(Data entries)
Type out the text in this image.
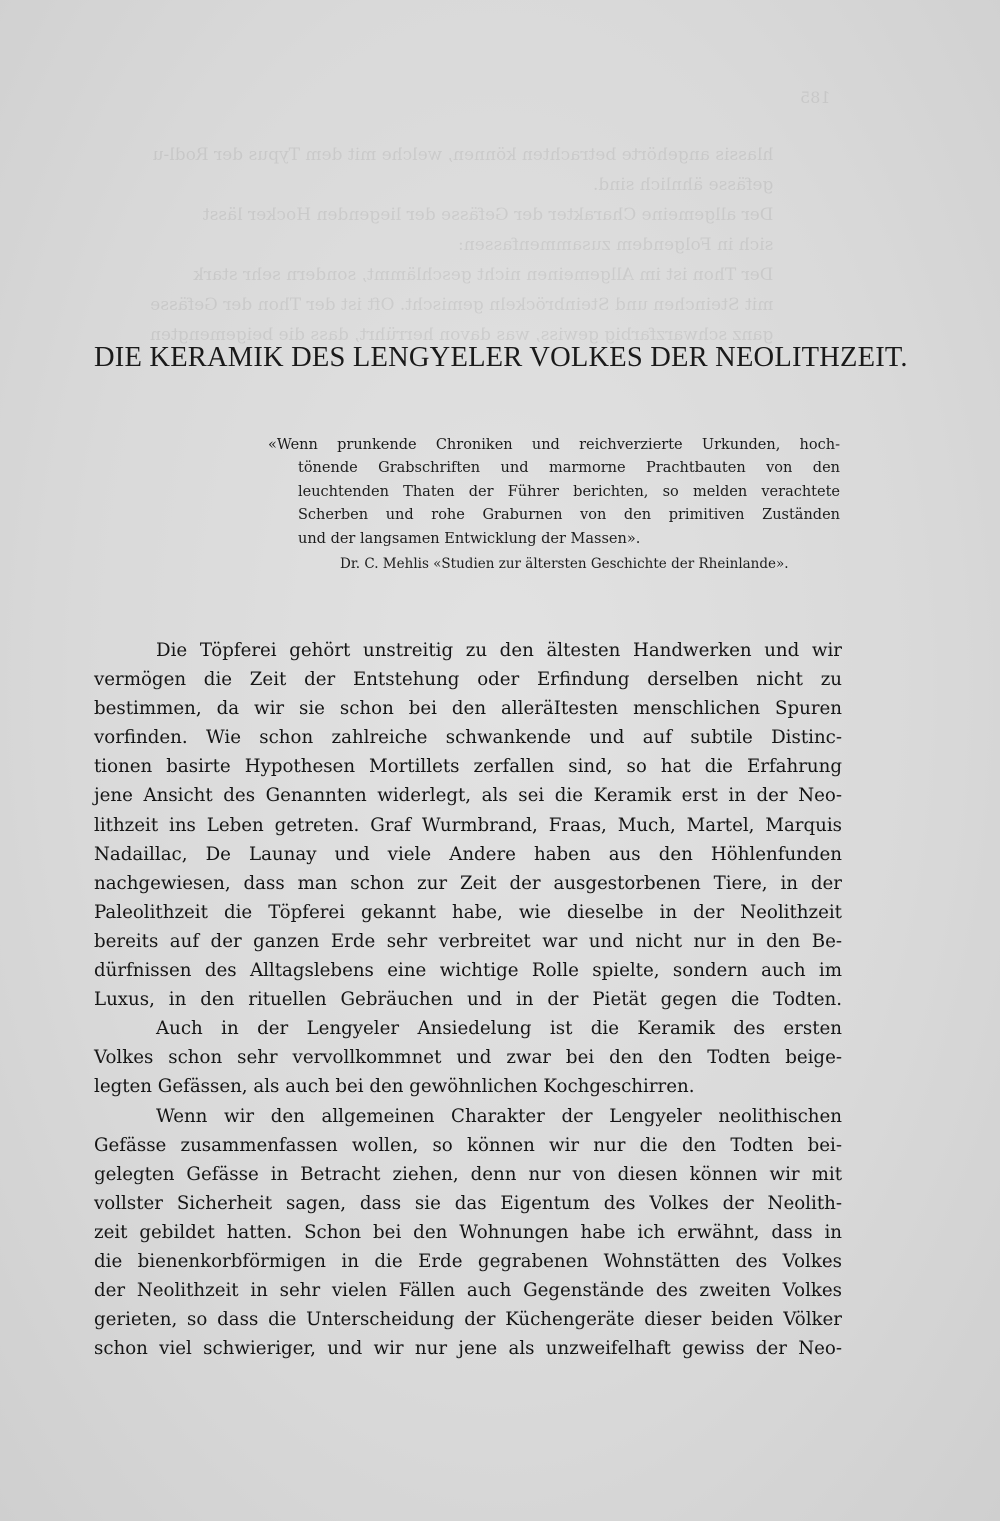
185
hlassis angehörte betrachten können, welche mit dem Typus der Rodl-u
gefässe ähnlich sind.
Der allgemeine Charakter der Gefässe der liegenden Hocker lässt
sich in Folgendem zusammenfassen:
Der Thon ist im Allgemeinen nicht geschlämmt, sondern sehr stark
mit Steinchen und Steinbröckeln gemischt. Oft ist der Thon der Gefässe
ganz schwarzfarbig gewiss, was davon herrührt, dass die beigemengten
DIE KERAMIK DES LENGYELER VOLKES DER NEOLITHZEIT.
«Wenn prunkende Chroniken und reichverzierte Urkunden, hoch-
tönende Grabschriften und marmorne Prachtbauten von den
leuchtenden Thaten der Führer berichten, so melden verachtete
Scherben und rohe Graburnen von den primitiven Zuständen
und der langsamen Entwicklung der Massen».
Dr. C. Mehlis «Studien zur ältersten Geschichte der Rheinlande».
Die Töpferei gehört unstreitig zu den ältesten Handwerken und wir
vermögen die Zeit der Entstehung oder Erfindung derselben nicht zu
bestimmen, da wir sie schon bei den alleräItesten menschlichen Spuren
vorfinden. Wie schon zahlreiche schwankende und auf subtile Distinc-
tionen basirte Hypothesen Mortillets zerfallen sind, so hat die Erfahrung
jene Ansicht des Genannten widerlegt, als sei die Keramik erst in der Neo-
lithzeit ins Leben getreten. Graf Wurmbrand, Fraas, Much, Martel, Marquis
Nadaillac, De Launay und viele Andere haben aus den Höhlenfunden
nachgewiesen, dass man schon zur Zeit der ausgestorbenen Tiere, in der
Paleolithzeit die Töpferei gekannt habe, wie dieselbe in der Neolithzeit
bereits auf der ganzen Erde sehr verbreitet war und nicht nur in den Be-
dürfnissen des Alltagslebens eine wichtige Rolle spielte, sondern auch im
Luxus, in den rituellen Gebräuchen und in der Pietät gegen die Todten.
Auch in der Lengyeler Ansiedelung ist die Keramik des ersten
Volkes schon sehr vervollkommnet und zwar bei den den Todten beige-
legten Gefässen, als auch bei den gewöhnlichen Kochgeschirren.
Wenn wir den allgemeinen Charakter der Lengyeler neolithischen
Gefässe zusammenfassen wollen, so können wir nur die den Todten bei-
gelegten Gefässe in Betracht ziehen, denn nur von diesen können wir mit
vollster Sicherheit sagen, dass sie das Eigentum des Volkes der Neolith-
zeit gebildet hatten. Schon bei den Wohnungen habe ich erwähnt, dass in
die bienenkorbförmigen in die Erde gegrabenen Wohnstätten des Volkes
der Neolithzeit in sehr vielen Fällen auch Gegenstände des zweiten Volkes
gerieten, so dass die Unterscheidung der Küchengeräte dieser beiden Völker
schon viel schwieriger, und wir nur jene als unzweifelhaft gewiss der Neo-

» **What to do**:
Restate the whole listing above exactly, except for its images.

» **Output for this exercise**:
Type out the text in this image.
185
hlassis angehörte betrachten können, welche mit dem Typus der Rodl-u
gefässe ähnlich sind.
Der allgemeine Charakter der Gefässe der liegenden Hocker lässt
sich in Folgendem zusammenfassen:
Der Thon ist im Allgemeinen nicht geschlämmt, sondern sehr stark
mit Steinchen und Steinbröckeln gemischt. Oft ist der Thon der Gefässe
ganz schwarzfarbig gewiss, was davon herrührt, dass die beigemengten
DIE KERAMIK DES LENGYELER VOLKES DER NEOLITHZEIT.
«Wenn prunkende Chroniken und reichverzierte Urkunden, hoch-
tönende Grabschriften und marmorne Prachtbauten von den
leuchtenden Thaten der Führer berichten, so melden verachtete
Scherben und rohe Graburnen von den primitiven Zuständen
und der langsamen Entwicklung der Massen».
Dr. C. Mehlis «Studien zur ältersten Geschichte der Rheinlande».
Die Töpferei gehört unstreitig zu den ältesten Handwerken und wir
vermögen die Zeit der Entstehung oder Erfindung derselben nicht zu
bestimmen, da wir sie schon bei den alleräItesten menschlichen Spuren
vorfinden. Wie schon zahlreiche schwankende und auf subtile Distinc-
tionen basirte Hypothesen Mortillets zerfallen sind, so hat die Erfahrung
jene Ansicht des Genannten widerlegt, als sei die Keramik erst in der Neo-
lithzeit ins Leben getreten. Graf Wurmbrand, Fraas, Much, Martel, Marquis
Nadaillac, De Launay und viele Andere haben aus den Höhlenfunden
nachgewiesen, dass man schon zur Zeit der ausgestorbenen Tiere, in der
Paleolithzeit die Töpferei gekannt habe, wie dieselbe in der Neolithzeit
bereits auf der ganzen Erde sehr verbreitet war und nicht nur in den Be-
dürfnissen des Alltagslebens eine wichtige Rolle spielte, sondern auch im
Luxus, in den rituellen Gebräuchen und in der Pietät gegen die Todten.
Auch in der Lengyeler Ansiedelung ist die Keramik des ersten
Volkes schon sehr vervollkommnet und zwar bei den den Todten beige-
legten Gefässen, als auch bei den gewöhnlichen Kochgeschirren.
Wenn wir den allgemeinen Charakter der Lengyeler neolithischen
Gefässe zusammenfassen wollen, so können wir nur die den Todten bei-
gelegten Gefässe in Betracht ziehen, denn nur von diesen können wir mit
vollster Sicherheit sagen, dass sie das Eigentum des Volkes der Neolith-
zeit gebildet hatten. Schon bei den Wohnungen habe ich erwähnt, dass in
die bienenkorbförmigen in die Erde gegrabenen Wohnstätten des Volkes
der Neolithzeit in sehr vielen Fällen auch Gegenstände des zweiten Volkes
gerieten, so dass die Unterscheidung der Küchengeräte dieser beiden Völker
schon viel schwieriger, und wir nur jene als unzweifelhaft gewiss der Neo-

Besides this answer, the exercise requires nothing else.